- Task
Each line containing the word "from" must be collected.

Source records
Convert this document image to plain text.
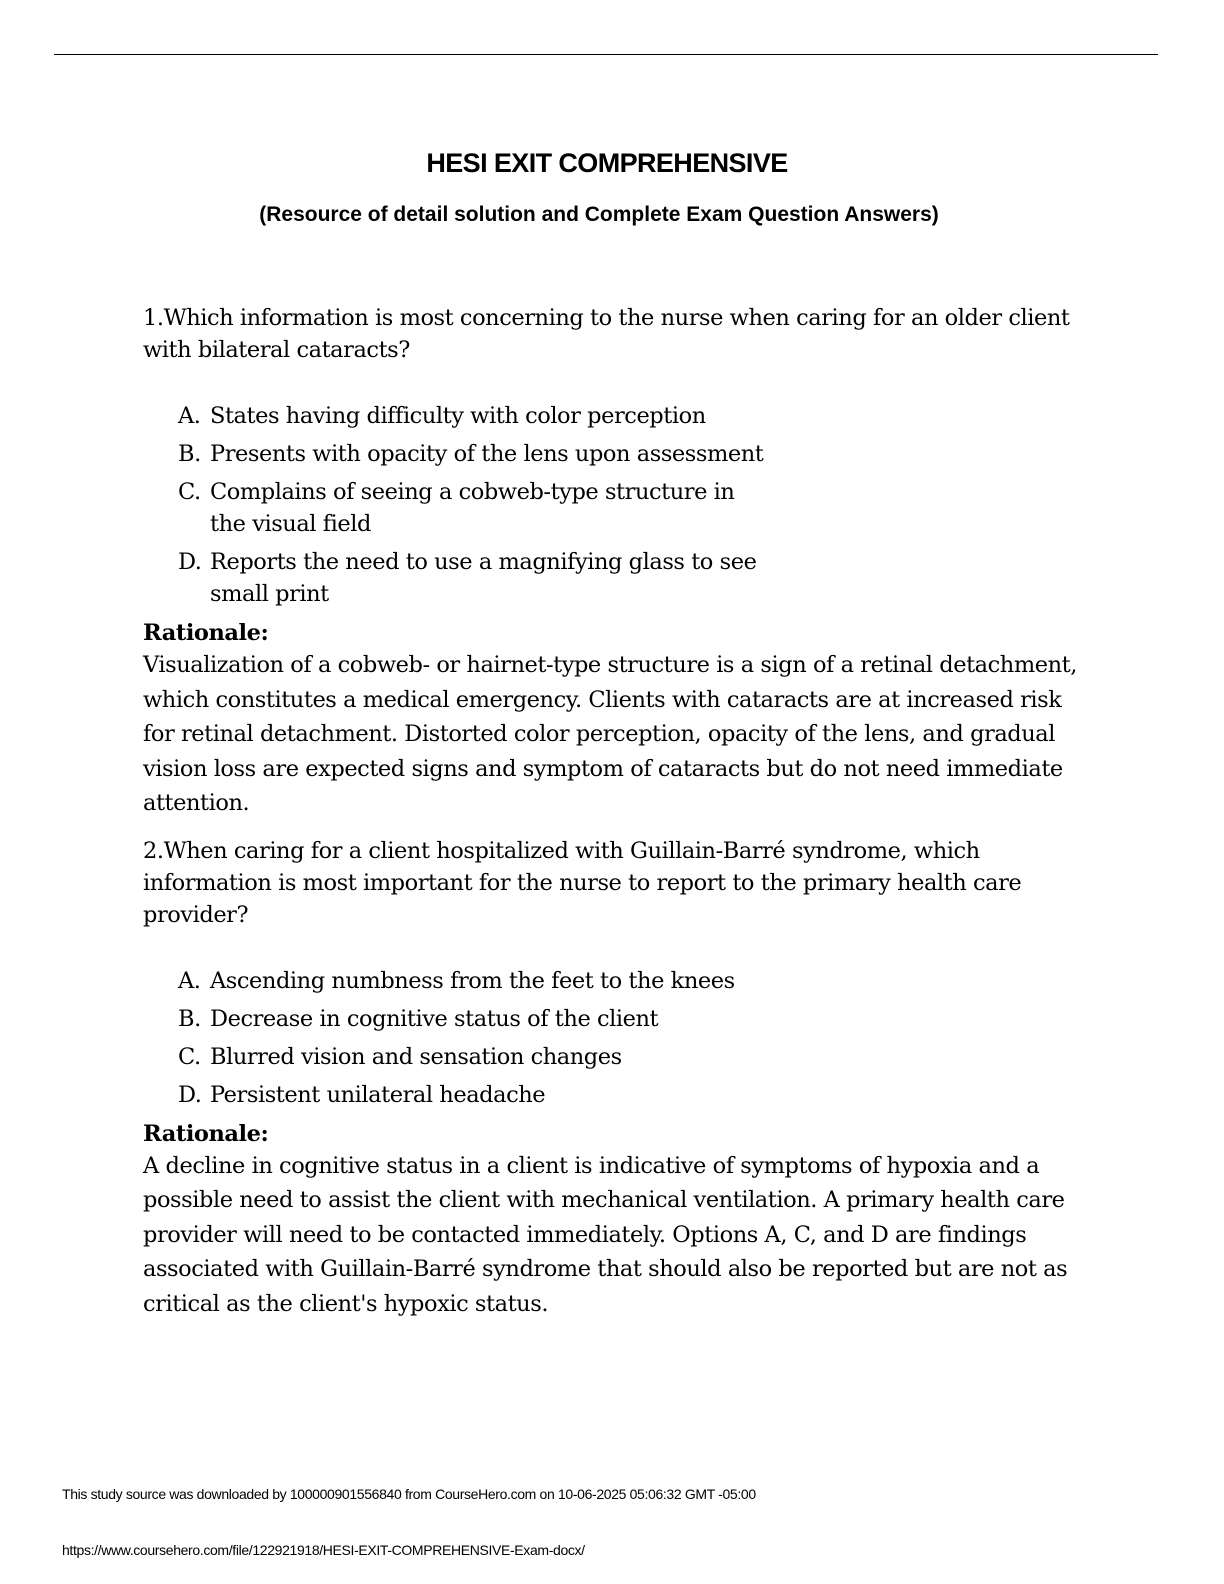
HESI EXIT COMPREHENSIVE

(Resource of detail solution and Complete Exam Question Answers)

1.Which information is most concerning to the nurse when caring for an older client with bilateral cataracts?

A. States having difficulty with color perception
B. Presents with opacity of the lens upon assessment
C. Complains of seeing a cobweb-type structure in the visual field
D. Reports the need to use a magnifying glass to see small print

Rationale:

Visualization of a cobweb- or hairnet-type structure is a sign of a retinal detachment, which constitutes a medical emergency. Clients with cataracts are at increased risk for retinal detachment. Distorted color perception, opacity of the lens, and gradual vision loss are expected signs and symptom of cataracts but do not need immediate attention.

2.When caring for a client hospitalized with Guillain-Barré syndrome, which information is most important for the nurse to report to the primary health care provider?

A. Ascending numbness from the feet to the knees
B. Decrease in cognitive status of the client
C. Blurred vision and sensation changes
D. Persistent unilateral headache

Rationale:

A decline in cognitive status in a client is indicative of symptoms of hypoxia and a possible need to assist the client with mechanical ventilation. A primary health care provider will need to be contacted immediately. Options A, C, and D are findings associated with Guillain-Barré syndrome that should also be reported but are not as critical as the client's hypoxic status.

This study source was downloaded by 100000901556840 from CourseHero.com on 10-06-2025 05:06:32 GMT -05:00

https://www.coursehero.com/file/122921918/HESI-EXIT-COMPREHENSIVE-Exam-docx/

- Answer to this problem
A. Ascending numbness from the feet to the knees
This study source was downloaded by 100000901556840 from CourseHero.com on 10-06-2025 05:06:32 GMT -05:00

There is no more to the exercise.